Stated task: The records below must be copied in full; omit the images.
======== Materials provided ========
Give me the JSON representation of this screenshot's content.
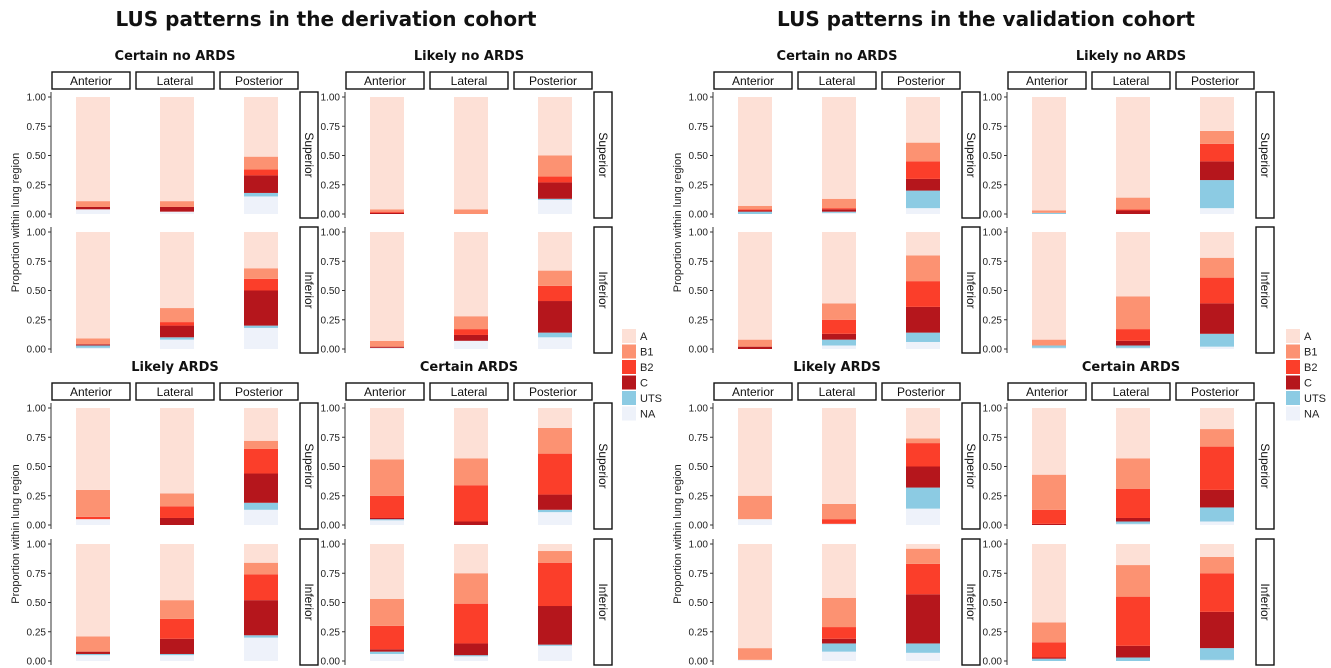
{
  "titles": [
    "LUS patterns in the derivation cohort",
    "LUS patterns in the validation cohort"
  ],
  "chart_data": {
    "type": "bar",
    "stacked": true,
    "y_axis_label": "Proportion within lung region",
    "ylim": [
      0,
      1
    ],
    "y_ticks": [
      "0.00",
      "0.25",
      "0.50",
      "0.75",
      "1.00"
    ],
    "columns": [
      "Anterior",
      "Lateral",
      "Posterior"
    ],
    "rows": [
      "Superior",
      "Inferior"
    ],
    "legend": {
      "position": "right",
      "categories": [
        "A",
        "B1",
        "B2",
        "C",
        "UTS",
        "NA"
      ],
      "colors": [
        "#fde0d6",
        "#fc9272",
        "#fb3e2a",
        "#b5161c",
        "#8ccbe3",
        "#eef2fa"
      ]
    },
    "stack_order_bottom_to_top": [
      "NA",
      "UTS",
      "C",
      "B2",
      "B1",
      "A"
    ],
    "value_note": "values are proportions per category in legend order A, B1, B2, C, UTS, NA",
    "cohorts": [
      {
        "name": "LUS patterns in the derivation cohort",
        "panels": [
          {
            "name": "Certain no ARDS",
            "values": {
              "Superior": {
                "Anterior": [
                  0.89,
                  0.05,
                  0,
                  0.02,
                  0,
                  0.04
                ],
                "Lateral": [
                  0.89,
                  0.05,
                  0,
                  0.04,
                  0,
                  0.02
                ],
                "Posterior": [
                  0.51,
                  0.11,
                  0.05,
                  0.15,
                  0.03,
                  0.15
                ]
              },
              "Inferior": {
                "Anterior": [
                  0.91,
                  0.05,
                  0,
                  0.01,
                  0.02,
                  0.01
                ],
                "Lateral": [
                  0.65,
                  0.12,
                  0.03,
                  0.1,
                  0.02,
                  0.08
                ],
                "Posterior": [
                  0.31,
                  0.09,
                  0.1,
                  0.3,
                  0.02,
                  0.18
                ]
              }
            }
          },
          {
            "name": "Likely no ARDS",
            "values": {
              "Superior": {
                "Anterior": [
                  0.96,
                  0.02,
                  0.01,
                  0.01,
                  0,
                  0
                ],
                "Lateral": [
                  0.96,
                  0.04,
                  0,
                  0,
                  0,
                  0
                ],
                "Posterior": [
                  0.5,
                  0.18,
                  0.05,
                  0.14,
                  0.01,
                  0.12
                ]
              },
              "Inferior": {
                "Anterior": [
                  0.93,
                  0.05,
                  0,
                  0.01,
                  0,
                  0.01
                ],
                "Lateral": [
                  0.72,
                  0.11,
                  0.05,
                  0.05,
                  0,
                  0.07
                ],
                "Posterior": [
                  0.33,
                  0.13,
                  0.13,
                  0.27,
                  0.04,
                  0.1
                ]
              }
            }
          },
          {
            "name": "Likely ARDS",
            "values": {
              "Superior": {
                "Anterior": [
                  0.7,
                  0.23,
                  0.02,
                  0,
                  0,
                  0.05
                ],
                "Lateral": [
                  0.73,
                  0.11,
                  0.1,
                  0.06,
                  0,
                  0
                ],
                "Posterior": [
                  0.28,
                  0.07,
                  0.21,
                  0.25,
                  0.06,
                  0.13
                ]
              },
              "Inferior": {
                "Anterior": [
                  0.79,
                  0.13,
                  0,
                  0.02,
                  0.01,
                  0.05
                ],
                "Lateral": [
                  0.48,
                  0.16,
                  0.17,
                  0.13,
                  0.01,
                  0.05
                ],
                "Posterior": [
                  0.16,
                  0.1,
                  0.22,
                  0.3,
                  0.02,
                  0.2
                ]
              }
            }
          },
          {
            "name": "Certain ARDS",
            "values": {
              "Superior": {
                "Anterior": [
                  0.44,
                  0.31,
                  0.19,
                  0.01,
                  0.01,
                  0.04
                ],
                "Lateral": [
                  0.43,
                  0.23,
                  0.31,
                  0.03,
                  0,
                  0
                ],
                "Posterior": [
                  0.17,
                  0.22,
                  0.35,
                  0.13,
                  0.02,
                  0.11
                ]
              },
              "Inferior": {
                "Anterior": [
                  0.47,
                  0.23,
                  0.2,
                  0.02,
                  0.02,
                  0.06
                ],
                "Lateral": [
                  0.25,
                  0.26,
                  0.34,
                  0.1,
                  0.01,
                  0.04
                ],
                "Posterior": [
                  0.06,
                  0.1,
                  0.37,
                  0.33,
                  0.01,
                  0.13
                ]
              }
            }
          }
        ]
      },
      {
        "name": "LUS patterns in the validation cohort",
        "panels": [
          {
            "name": "Certain no ARDS",
            "values": {
              "Superior": {
                "Anterior": [
                  0.93,
                  0.03,
                  0.01,
                  0.01,
                  0.02,
                  0
                ],
                "Lateral": [
                  0.87,
                  0.08,
                  0.01,
                  0.02,
                  0.01,
                  0.01
                ],
                "Posterior": [
                  0.39,
                  0.16,
                  0.15,
                  0.1,
                  0.15,
                  0.05
                ]
              },
              "Inferior": {
                "Anterior": [
                  0.92,
                  0.06,
                  0,
                  0.02,
                  0,
                  0
                ],
                "Lateral": [
                  0.61,
                  0.14,
                  0.12,
                  0.05,
                  0.05,
                  0.03
                ],
                "Posterior": [
                  0.2,
                  0.22,
                  0.22,
                  0.22,
                  0.08,
                  0.06
                ]
              }
            }
          },
          {
            "name": "Likely no ARDS",
            "values": {
              "Superior": {
                "Anterior": [
                  0.97,
                  0.02,
                  0,
                  0,
                  0.01,
                  0
                ],
                "Lateral": [
                  0.86,
                  0.1,
                  0.01,
                  0.03,
                  0,
                  0
                ],
                "Posterior": [
                  0.29,
                  0.11,
                  0.15,
                  0.16,
                  0.24,
                  0.05
                ]
              },
              "Inferior": {
                "Anterior": [
                  0.92,
                  0.05,
                  0,
                  0,
                  0.02,
                  0.01
                ],
                "Lateral": [
                  0.55,
                  0.28,
                  0.1,
                  0.04,
                  0.02,
                  0.01
                ],
                "Posterior": [
                  0.22,
                  0.17,
                  0.22,
                  0.26,
                  0.11,
                  0.02
                ]
              }
            }
          },
          {
            "name": "Likely ARDS",
            "values": {
              "Superior": {
                "Anterior": [
                  0.75,
                  0.2,
                  0,
                  0,
                  0,
                  0.05
                ],
                "Lateral": [
                  0.82,
                  0.13,
                  0.04,
                  0,
                  0,
                  0.01
                ],
                "Posterior": [
                  0.26,
                  0.04,
                  0.2,
                  0.18,
                  0.18,
                  0.14
                ]
              },
              "Inferior": {
                "Anterior": [
                  0.89,
                  0.1,
                  0,
                  0,
                  0,
                  0.01
                ],
                "Lateral": [
                  0.46,
                  0.25,
                  0.1,
                  0.04,
                  0.07,
                  0.08
                ],
                "Posterior": [
                  0.04,
                  0.13,
                  0.26,
                  0.42,
                  0.08,
                  0.07
                ]
              }
            }
          },
          {
            "name": "Certain ARDS",
            "values": {
              "Superior": {
                "Anterior": [
                  0.57,
                  0.3,
                  0.12,
                  0.01,
                  0,
                  0
                ],
                "Lateral": [
                  0.43,
                  0.26,
                  0.25,
                  0.03,
                  0.02,
                  0.01
                ],
                "Posterior": [
                  0.18,
                  0.15,
                  0.37,
                  0.15,
                  0.12,
                  0.03
                ]
              },
              "Inferior": {
                "Anterior": [
                  0.67,
                  0.17,
                  0.13,
                  0.01,
                  0.02,
                  0
                ],
                "Lateral": [
                  0.18,
                  0.27,
                  0.42,
                  0.1,
                  0.03,
                  0
                ],
                "Posterior": [
                  0.11,
                  0.14,
                  0.33,
                  0.31,
                  0.1,
                  0.01
                ]
              }
            }
          }
        ]
      }
    ]
  }
}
========
Solution for this task:
Give me the JSON representation of this screenshot's content.
{
  "titles": [
    "LUS patterns in the derivation cohort",
    "LUS patterns in the validation cohort"
  ],
  "chart_data": {
    "type": "bar",
    "stacked": true,
    "y_axis_label": "Proportion within lung region",
    "ylim": [
      0,
      1
    ],
    "y_ticks": [
      "0.00",
      "0.25",
      "0.50",
      "0.75",
      "1.00"
    ],
    "columns": [
      "Anterior",
      "Lateral",
      "Posterior"
    ],
    "rows": [
      "Superior",
      "Inferior"
    ],
    "legend": {
      "position": "right",
      "categories": [
        "A",
        "B1",
        "B2",
        "C",
        "UTS",
        "NA"
      ],
      "colors": [
        "#fde0d6",
        "#fc9272",
        "#fb3e2a",
        "#b5161c",
        "#8ccbe3",
        "#eef2fa"
      ]
    },
    "stack_order_bottom_to_top": [
      "NA",
      "UTS",
      "C",
      "B2",
      "B1",
      "A"
    ],
    "value_note": "values are proportions per category in legend order A, B1, B2, C, UTS, NA",
    "cohorts": [
      {
        "name": "LUS patterns in the derivation cohort",
        "panels": [
          {
            "name": "Certain no ARDS",
            "values": {
              "Superior": {
                "Anterior": [
                  0.89,
                  0.05,
                  0,
                  0.02,
                  0,
                  0.04
                ],
                "Lateral": [
                  0.89,
                  0.05,
                  0,
                  0.04,
                  0,
                  0.02
                ],
                "Posterior": [
                  0.51,
                  0.11,
                  0.05,
                  0.15,
                  0.03,
                  0.15
                ]
              },
              "Inferior": {
                "Anterior": [
                  0.91,
                  0.05,
                  0,
                  0.01,
                  0.02,
                  0.01
                ],
                "Lateral": [
                  0.65,
                  0.12,
                  0.03,
                  0.1,
                  0.02,
                  0.08
                ],
                "Posterior": [
                  0.31,
                  0.09,
                  0.1,
                  0.3,
                  0.02,
                  0.18
                ]
              }
            }
          },
          {
            "name": "Likely no ARDS",
            "values": {
              "Superior": {
                "Anterior": [
                  0.96,
                  0.02,
                  0.01,
                  0.01,
                  0,
                  0
                ],
                "Lateral": [
                  0.96,
                  0.04,
                  0,
                  0,
                  0,
                  0
                ],
                "Posterior": [
                  0.5,
                  0.18,
                  0.05,
                  0.14,
                  0.01,
                  0.12
                ]
              },
              "Inferior": {
                "Anterior": [
                  0.93,
                  0.05,
                  0,
                  0.01,
                  0,
                  0.01
                ],
                "Lateral": [
                  0.72,
                  0.11,
                  0.05,
                  0.05,
                  0,
                  0.07
                ],
                "Posterior": [
                  0.33,
                  0.13,
                  0.13,
                  0.27,
                  0.04,
                  0.1
                ]
              }
            }
          },
          {
            "name": "Likely ARDS",
            "values": {
              "Superior": {
                "Anterior": [
                  0.7,
                  0.23,
                  0.02,
                  0,
                  0,
                  0.05
                ],
                "Lateral": [
                  0.73,
                  0.11,
                  0.1,
                  0.06,
                  0,
                  0
                ],
                "Posterior": [
                  0.28,
                  0.07,
                  0.21,
                  0.25,
                  0.06,
                  0.13
                ]
              },
              "Inferior": {
                "Anterior": [
                  0.79,
                  0.13,
                  0,
                  0.02,
                  0.01,
                  0.05
                ],
                "Lateral": [
                  0.48,
                  0.16,
                  0.17,
                  0.13,
                  0.01,
                  0.05
                ],
                "Posterior": [
                  0.16,
                  0.1,
                  0.22,
                  0.3,
                  0.02,
                  0.2
                ]
              }
            }
          },
          {
            "name": "Certain ARDS",
            "values": {
              "Superior": {
                "Anterior": [
                  0.44,
                  0.31,
                  0.19,
                  0.01,
                  0.01,
                  0.04
                ],
                "Lateral": [
                  0.43,
                  0.23,
                  0.31,
                  0.03,
                  0,
                  0
                ],
                "Posterior": [
                  0.17,
                  0.22,
                  0.35,
                  0.13,
                  0.02,
                  0.11
                ]
              },
              "Inferior": {
                "Anterior": [
                  0.47,
                  0.23,
                  0.2,
                  0.02,
                  0.02,
                  0.06
                ],
                "Lateral": [
                  0.25,
                  0.26,
                  0.34,
                  0.1,
                  0.01,
                  0.04
                ],
                "Posterior": [
                  0.06,
                  0.1,
                  0.37,
                  0.33,
                  0.01,
                  0.13
                ]
              }
            }
          }
        ]
      },
      {
        "name": "LUS patterns in the validation cohort",
        "panels": [
          {
            "name": "Certain no ARDS",
            "values": {
              "Superior": {
                "Anterior": [
                  0.93,
                  0.03,
                  0.01,
                  0.01,
                  0.02,
                  0
                ],
                "Lateral": [
                  0.87,
                  0.08,
                  0.01,
                  0.02,
                  0.01,
                  0.01
                ],
                "Posterior": [
                  0.39,
                  0.16,
                  0.15,
                  0.1,
                  0.15,
                  0.05
                ]
              },
              "Inferior": {
                "Anterior": [
                  0.92,
                  0.06,
                  0,
                  0.02,
                  0,
                  0
                ],
                "Lateral": [
                  0.61,
                  0.14,
                  0.12,
                  0.05,
                  0.05,
                  0.03
                ],
                "Posterior": [
                  0.2,
                  0.22,
                  0.22,
                  0.22,
                  0.08,
                  0.06
                ]
              }
            }
          },
          {
            "name": "Likely no ARDS",
            "values": {
              "Superior": {
                "Anterior": [
                  0.97,
                  0.02,
                  0,
                  0,
                  0.01,
                  0
                ],
                "Lateral": [
                  0.86,
                  0.1,
                  0.01,
                  0.03,
                  0,
                  0
                ],
                "Posterior": [
                  0.29,
                  0.11,
                  0.15,
                  0.16,
                  0.24,
                  0.05
                ]
              },
              "Inferior": {
                "Anterior": [
                  0.92,
                  0.05,
                  0,
                  0,
                  0.02,
                  0.01
                ],
                "Lateral": [
                  0.55,
                  0.28,
                  0.1,
                  0.04,
                  0.02,
                  0.01
                ],
                "Posterior": [
                  0.22,
                  0.17,
                  0.22,
                  0.26,
                  0.11,
                  0.02
                ]
              }
            }
          },
          {
            "name": "Likely ARDS",
            "values": {
              "Superior": {
                "Anterior": [
                  0.75,
                  0.2,
                  0,
                  0,
                  0,
                  0.05
                ],
                "Lateral": [
                  0.82,
                  0.13,
                  0.04,
                  0,
                  0,
                  0.01
                ],
                "Posterior": [
                  0.26,
                  0.04,
                  0.2,
                  0.18,
                  0.18,
                  0.14
                ]
              },
              "Inferior": {
                "Anterior": [
                  0.89,
                  0.1,
                  0,
                  0,
                  0,
                  0.01
                ],
                "Lateral": [
                  0.46,
                  0.25,
                  0.1,
                  0.04,
                  0.07,
                  0.08
                ],
                "Posterior": [
                  0.04,
                  0.13,
                  0.26,
                  0.42,
                  0.08,
                  0.07
                ]
              }
            }
          },
          {
            "name": "Certain ARDS",
            "values": {
              "Superior": {
                "Anterior": [
                  0.57,
                  0.3,
                  0.12,
                  0.01,
                  0,
                  0
                ],
                "Lateral": [
                  0.43,
                  0.26,
                  0.25,
                  0.03,
                  0.02,
                  0.01
                ],
                "Posterior": [
                  0.18,
                  0.15,
                  0.37,
                  0.15,
                  0.12,
                  0.03
                ]
              },
              "Inferior": {
                "Anterior": [
                  0.67,
                  0.17,
                  0.13,
                  0.01,
                  0.02,
                  0
                ],
                "Lateral": [
                  0.18,
                  0.27,
                  0.42,
                  0.1,
                  0.03,
                  0
                ],
                "Posterior": [
                  0.11,
                  0.14,
                  0.33,
                  0.31,
                  0.1,
                  0.01
                ]
              }
            }
          }
        ]
      }
    ]
  }
}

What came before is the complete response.